▶ _Task brief_
Pull out each line of the records holding the string "库存现金".
_____
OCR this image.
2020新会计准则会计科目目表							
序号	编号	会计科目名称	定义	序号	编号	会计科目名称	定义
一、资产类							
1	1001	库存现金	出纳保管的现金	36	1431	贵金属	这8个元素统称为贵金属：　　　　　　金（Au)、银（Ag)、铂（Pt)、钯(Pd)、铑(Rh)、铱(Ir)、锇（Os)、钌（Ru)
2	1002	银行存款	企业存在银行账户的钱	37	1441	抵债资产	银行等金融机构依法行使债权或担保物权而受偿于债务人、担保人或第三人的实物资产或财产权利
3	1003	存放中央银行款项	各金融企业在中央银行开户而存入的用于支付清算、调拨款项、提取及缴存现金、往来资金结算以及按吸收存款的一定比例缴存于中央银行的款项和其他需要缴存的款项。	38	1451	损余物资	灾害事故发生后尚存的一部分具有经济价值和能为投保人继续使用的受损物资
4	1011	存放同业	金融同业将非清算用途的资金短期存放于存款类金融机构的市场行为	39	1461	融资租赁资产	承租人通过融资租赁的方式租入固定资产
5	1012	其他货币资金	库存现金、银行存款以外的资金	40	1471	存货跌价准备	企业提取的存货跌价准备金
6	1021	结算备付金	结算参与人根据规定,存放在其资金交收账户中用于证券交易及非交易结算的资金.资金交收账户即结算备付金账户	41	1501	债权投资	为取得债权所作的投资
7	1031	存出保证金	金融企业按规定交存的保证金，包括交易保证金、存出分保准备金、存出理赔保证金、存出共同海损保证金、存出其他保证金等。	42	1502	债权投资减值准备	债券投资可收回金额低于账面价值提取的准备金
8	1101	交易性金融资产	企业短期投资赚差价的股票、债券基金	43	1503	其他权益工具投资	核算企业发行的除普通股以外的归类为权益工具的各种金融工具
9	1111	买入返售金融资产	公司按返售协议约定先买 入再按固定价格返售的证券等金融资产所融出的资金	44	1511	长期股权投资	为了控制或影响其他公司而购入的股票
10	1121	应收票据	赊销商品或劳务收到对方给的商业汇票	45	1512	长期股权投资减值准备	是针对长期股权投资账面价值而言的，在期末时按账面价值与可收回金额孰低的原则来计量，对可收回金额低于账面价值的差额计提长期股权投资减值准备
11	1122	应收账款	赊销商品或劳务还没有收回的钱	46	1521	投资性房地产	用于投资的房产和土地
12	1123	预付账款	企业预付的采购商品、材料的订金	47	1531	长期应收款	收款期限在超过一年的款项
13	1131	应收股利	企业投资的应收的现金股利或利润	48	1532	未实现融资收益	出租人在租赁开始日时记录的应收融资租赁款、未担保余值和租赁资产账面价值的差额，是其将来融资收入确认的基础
_____
▶ _Task output_
1	1001	库存现金	出纳保管的现金	36	1431	贵金属	这8个元素统称为贵金属：　　　　　　金（Au)、银（Ag)、铂（Pt)、钯(Pd)、铑(Rh)、铱(Ir)、锇（Os)、钌（Ru)
5	1012	其他货币资金	库存现金、银行存款以外的资金	40	1471	存货跌价准备	企业提取的存货跌价准备金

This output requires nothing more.